Saved entries:
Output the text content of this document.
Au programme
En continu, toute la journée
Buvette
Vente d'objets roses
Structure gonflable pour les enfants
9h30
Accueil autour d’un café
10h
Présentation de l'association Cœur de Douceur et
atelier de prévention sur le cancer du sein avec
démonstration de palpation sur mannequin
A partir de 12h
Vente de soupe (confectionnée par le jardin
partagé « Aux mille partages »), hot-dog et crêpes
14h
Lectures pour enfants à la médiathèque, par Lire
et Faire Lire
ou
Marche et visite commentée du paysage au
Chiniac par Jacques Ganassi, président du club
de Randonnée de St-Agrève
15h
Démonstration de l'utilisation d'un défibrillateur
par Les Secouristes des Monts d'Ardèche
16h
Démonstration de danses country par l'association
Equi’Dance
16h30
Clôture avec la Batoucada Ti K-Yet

▸ **Set problem**: Every line above should be written out again exactly as it stands.

▸ **Result**:
Output the text content of this document.
Au programme
En continu, toute la journée
Buvette
Vente d'objets roses
Structure gonflable pour les enfants
9h30
Accueil autour d’un café
10h
Présentation de l'association Cœur de Douceur et
atelier de prévention sur le cancer du sein avec
démonstration de palpation sur mannequin
A partir de 12h
Vente de soupe (confectionnée par le jardin
partagé « Aux mille partages »), hot-dog et crêpes
14h
Lectures pour enfants à la médiathèque, par Lire
et Faire Lire
ou
Marche et visite commentée du paysage au
Chiniac par Jacques Ganassi, président du club
de Randonnée de St-Agrève
15h
Démonstration de l'utilisation d'un défibrillateur
par Les Secouristes des Monts d'Ardèche
16h
Démonstration de danses country par l'association
Equi’Dance
16h30
Clôture avec la Batoucada Ti K-Yet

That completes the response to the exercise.